*What is needed*
Print the material below word for word, starting at its first line and ending with the line that contains "today-day: saturday [108,191,136,198]".

*Data for this exercise*
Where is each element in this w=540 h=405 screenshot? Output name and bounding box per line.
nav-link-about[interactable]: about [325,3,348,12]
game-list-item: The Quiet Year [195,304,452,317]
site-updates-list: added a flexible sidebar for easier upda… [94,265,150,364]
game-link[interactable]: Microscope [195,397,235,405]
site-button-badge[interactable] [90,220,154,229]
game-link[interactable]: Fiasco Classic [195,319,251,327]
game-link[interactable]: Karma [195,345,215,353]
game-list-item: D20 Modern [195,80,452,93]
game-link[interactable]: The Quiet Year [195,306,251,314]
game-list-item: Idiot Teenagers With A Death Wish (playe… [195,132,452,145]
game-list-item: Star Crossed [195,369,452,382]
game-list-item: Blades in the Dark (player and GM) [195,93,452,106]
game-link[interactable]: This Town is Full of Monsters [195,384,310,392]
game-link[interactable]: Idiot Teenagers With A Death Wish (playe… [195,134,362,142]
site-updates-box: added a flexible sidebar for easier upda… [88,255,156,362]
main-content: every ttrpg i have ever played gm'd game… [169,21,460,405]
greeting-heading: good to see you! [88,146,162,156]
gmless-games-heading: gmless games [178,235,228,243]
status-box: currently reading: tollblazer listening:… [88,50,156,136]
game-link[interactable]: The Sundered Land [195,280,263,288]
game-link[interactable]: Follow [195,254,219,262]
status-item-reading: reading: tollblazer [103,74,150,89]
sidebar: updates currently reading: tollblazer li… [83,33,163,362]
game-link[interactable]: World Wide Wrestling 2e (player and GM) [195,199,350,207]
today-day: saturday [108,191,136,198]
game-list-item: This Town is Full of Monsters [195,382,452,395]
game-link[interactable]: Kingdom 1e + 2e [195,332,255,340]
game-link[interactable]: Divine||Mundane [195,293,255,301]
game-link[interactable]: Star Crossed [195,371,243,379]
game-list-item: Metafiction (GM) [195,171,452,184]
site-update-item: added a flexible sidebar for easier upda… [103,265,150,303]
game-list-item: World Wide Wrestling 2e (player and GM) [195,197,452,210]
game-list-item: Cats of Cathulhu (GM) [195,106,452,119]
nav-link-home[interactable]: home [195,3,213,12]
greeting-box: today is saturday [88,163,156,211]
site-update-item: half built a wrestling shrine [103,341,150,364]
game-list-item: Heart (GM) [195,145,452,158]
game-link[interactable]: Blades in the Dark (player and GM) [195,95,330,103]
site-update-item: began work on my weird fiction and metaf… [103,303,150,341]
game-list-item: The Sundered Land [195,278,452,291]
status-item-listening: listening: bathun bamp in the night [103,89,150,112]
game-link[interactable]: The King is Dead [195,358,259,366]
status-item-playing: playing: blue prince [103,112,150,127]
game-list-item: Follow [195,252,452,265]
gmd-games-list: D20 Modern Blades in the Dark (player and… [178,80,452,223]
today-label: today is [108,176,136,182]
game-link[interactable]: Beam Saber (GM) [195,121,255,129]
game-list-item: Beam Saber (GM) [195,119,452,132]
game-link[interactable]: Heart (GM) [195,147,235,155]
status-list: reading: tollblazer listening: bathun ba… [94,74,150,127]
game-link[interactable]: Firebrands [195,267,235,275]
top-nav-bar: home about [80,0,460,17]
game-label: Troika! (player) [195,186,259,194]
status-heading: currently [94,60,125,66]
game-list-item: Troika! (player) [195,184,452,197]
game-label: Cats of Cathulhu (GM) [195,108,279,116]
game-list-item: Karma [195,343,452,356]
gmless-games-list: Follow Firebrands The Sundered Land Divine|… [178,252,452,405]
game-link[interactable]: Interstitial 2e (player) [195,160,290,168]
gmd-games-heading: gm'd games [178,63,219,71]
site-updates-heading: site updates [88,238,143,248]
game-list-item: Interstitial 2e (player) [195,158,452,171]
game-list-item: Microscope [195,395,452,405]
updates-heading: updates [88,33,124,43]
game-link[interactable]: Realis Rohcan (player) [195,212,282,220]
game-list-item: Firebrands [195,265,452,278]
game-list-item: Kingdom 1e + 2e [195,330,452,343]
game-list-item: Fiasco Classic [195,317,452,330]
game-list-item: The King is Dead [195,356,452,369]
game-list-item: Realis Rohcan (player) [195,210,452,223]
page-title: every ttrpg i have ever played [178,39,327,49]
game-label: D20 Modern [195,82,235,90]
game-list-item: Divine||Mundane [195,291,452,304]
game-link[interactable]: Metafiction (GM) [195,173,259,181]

*Right answer*
Where is each element in this w=540 h=405 screenshot? Output name and bounding box per line.
nav-link-about[interactable]: about [325,3,348,12]
game-list-item: The Quiet Year [195,304,452,317]
site-updates-list: added a flexible sidebar for easier upda… [94,265,150,364]
game-link[interactable]: Microscope [195,397,235,405]
site-button-badge[interactable] [90,220,154,229]
game-link[interactable]: Fiasco Classic [195,319,251,327]
game-link[interactable]: Karma [195,345,215,353]
game-list-item: D20 Modern [195,80,452,93]
game-link[interactable]: The Quiet Year [195,306,251,314]
game-list-item: Idiot Teenagers With A Death Wish (playe… [195,132,452,145]
game-list-item: Star Crossed [195,369,452,382]
game-list-item: Blades in the Dark (player and GM) [195,93,452,106]
game-link[interactable]: This Town is Full of Monsters [195,384,310,392]
game-link[interactable]: Idiot Teenagers With A Death Wish (playe… [195,134,362,142]
site-updates-box: added a flexible sidebar for easier upda… [88,255,156,362]
main-content: every ttrpg i have ever played gm'd game… [169,21,460,405]
greeting-heading: good to see you! [88,146,162,156]
gmless-games-heading: gmless games [178,235,228,243]
status-box: currently reading: tollblazer listening:… [88,50,156,136]
game-link[interactable]: The Sundered Land [195,280,263,288]
game-link[interactable]: Follow [195,254,219,262]
status-item-reading: reading: tollblazer [103,74,150,89]
sidebar: updates currently reading: tollblazer li… [83,33,163,362]
game-link[interactable]: World Wide Wrestling 2e (player and GM) [195,199,350,207]
today-day: saturday [108,191,136,198]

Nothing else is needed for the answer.